= Exercise prompt =
Pick up the bug report on the Emacs memory leak at its last sentence and continue it.

= Text section =
GNU bug report logs -
#56623
memory leak introduced by new nonrecursive lisp reader
Previous Next
Reported by: Tom Gillespie <tgbugs <at> gmail.com>
Date: Sun, 17 Jul 2022 22:04:01 UTC
Severity: normal
Tags: moreinfo
Done: Mattias Engdegård <mattiase <at> acm.org>
Bug is archived. No further changes may be made.
To add a comment to this bug, you must first unarchive it, by sending
a message to control AT debbugs.gnu.org, with unarchive 56623 in the body.
You can then email your comments to 56623 AT debbugs.gnu.org in the normal way.
Toggle the display of automated, internal messages from the tracker.
Report forwarded
to
bug-gnu-emacs <at> gnu.org
:
bug#56623
; Package
emacs
.
(Sun, 17 Jul 2022 22:04:01 GMT)
Full text and
rfc822 format available.
Acknowledgement sent
to
Tom Gillespie <tgbugs <at> gmail.com>
:
New bug report received and forwarded. Copy sent to
bug-gnu-emacs <at> gnu.org
.
(Sun, 17 Jul 2022 22:04:01 GMT)
Full text and
rfc822 format available.
Message #5 received at submit <at> debbugs.gnu.org (full text, mbox):
[Message part 1 (text/plain, inline)]
While tracking down a memory leak in racket-mode git bisect
landed on b903507b36c438653a02d7b6291e9744d5221e28
Nonrecursive Lisp reader (bug#55676).
I do not have a minimal reproduction at the moment, but a
non-minimal one is documented at
see https://github.com/greghendershott/racket-mode/issues/632.

= Material =
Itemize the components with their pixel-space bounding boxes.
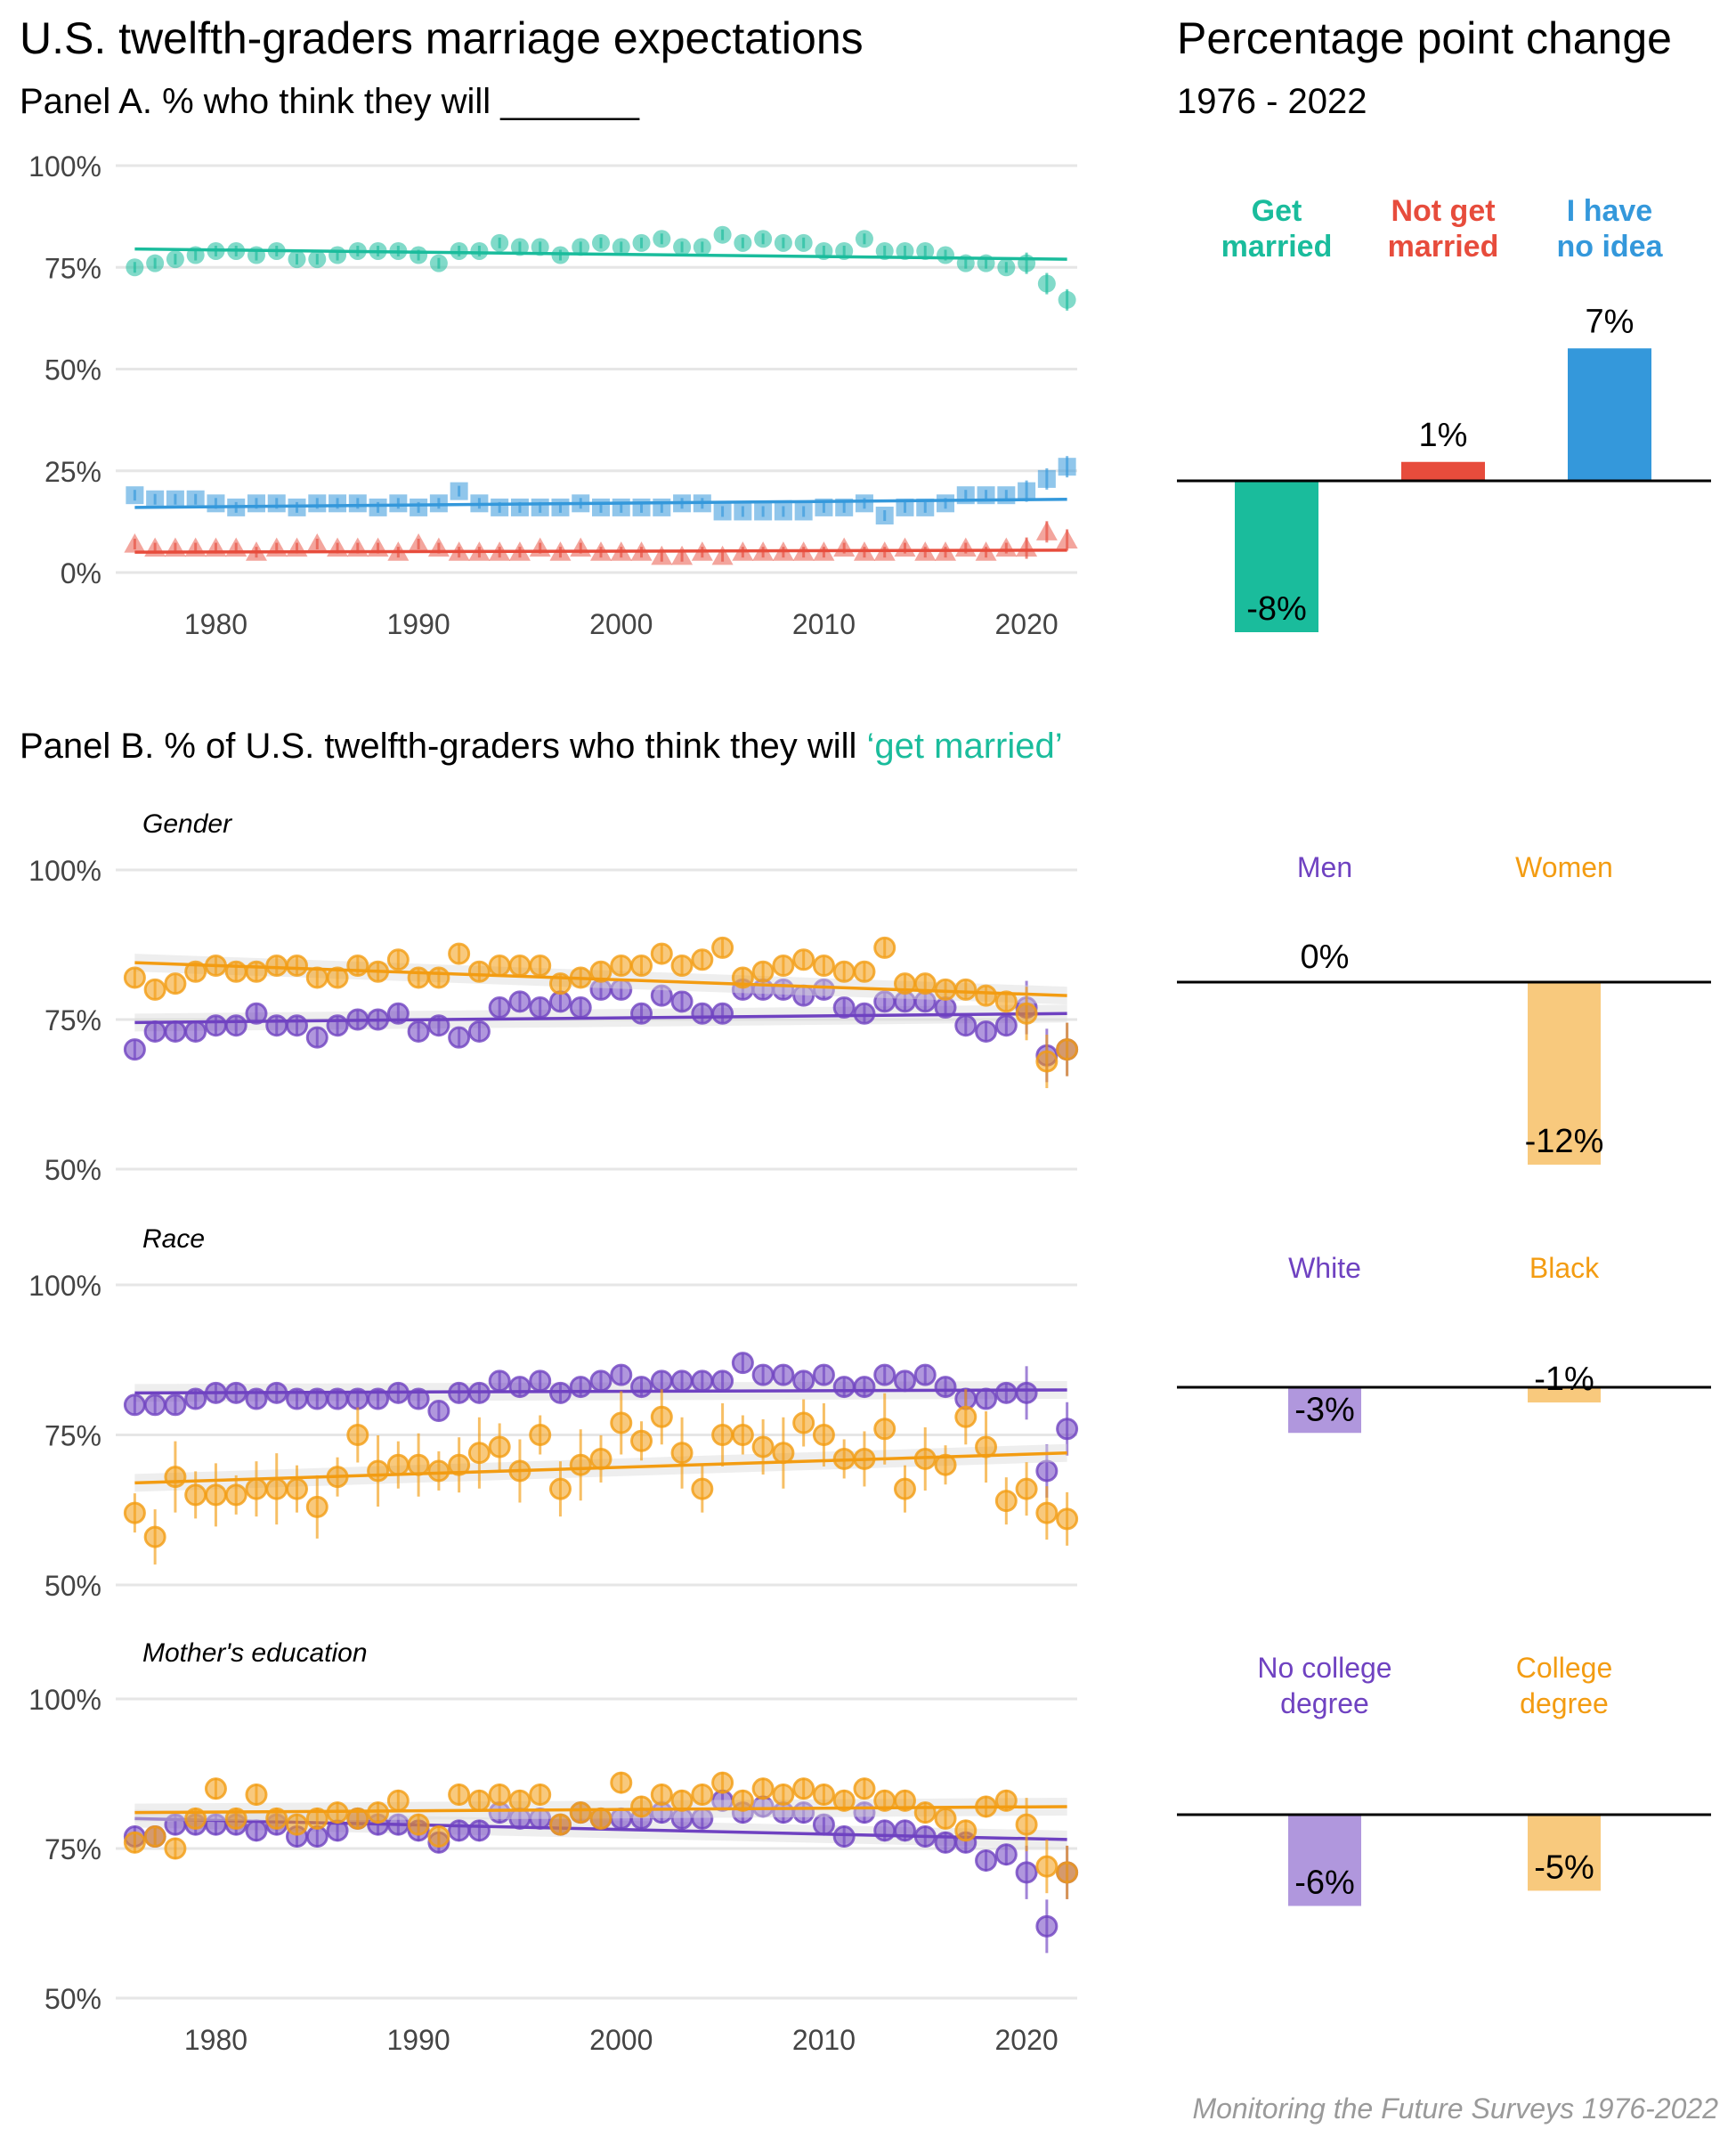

= Task output =
There are before and after graphs showing the change in behavior in
https://github.com/greghendershott/racket-mode/issues/632#issuecomment-1186609580
I have also attached the bisect script, and elisp needed to
reproduce the issue. Setting up the racket environment
to cause the issue is more involved (see the github issue).
Based on the behavior, it seems like strings and conses may be
marked by mark_lread but then somehow never unmarked, so
they never get collected, but that is a blind guess and I have no
idea if that is related at all.
[ow.el (text/x-emacs-lisp, attachment)]
[emacs-memory-leak-test.el (text/x-emacs-lisp, attachment)]
[bisect-memory.sh (application/x-shellscript, attachment)]
Information forwarded
to
bug-gnu-emacs <at> gnu.org
:
bug#56623
; Package
emacs
.
(Mon, 18 Jul 2022 11:22:02 GMT)
Full text and
rfc822 format available.
Message #8 received at submit <at> debbugs.gnu.org (full text, mbox):
18 juli 2022 kl. 00.03 skrev Tom Gillespie <tgbugs <at> gmail.com>:
> While tracking down a memory leak in racket-mode git bisect
> landed on b903507b36c438653a02d7b6291e9744d5221e28
> Nonrecursive Lisp reader (bug#55676).
Thank you. A self-contained reproduction would indeed help a lot.
Added tag(s) moreinfo.
Request was from
Lars Ingebrigtsen <larsi <at> gnus.org>
to
control <at> debbugs.gnu.org
.
(Sat, 23 Jul 2022 08:25:02 GMT)
Full text and
rfc822 format available.
Information forwarded
to
bug-gnu-emacs <at> gnu.org
:
bug#56623
; Package
emacs
.
(Wed, 27 Jul 2022 09:21:01 GMT)
Full text and
rfc822 format available.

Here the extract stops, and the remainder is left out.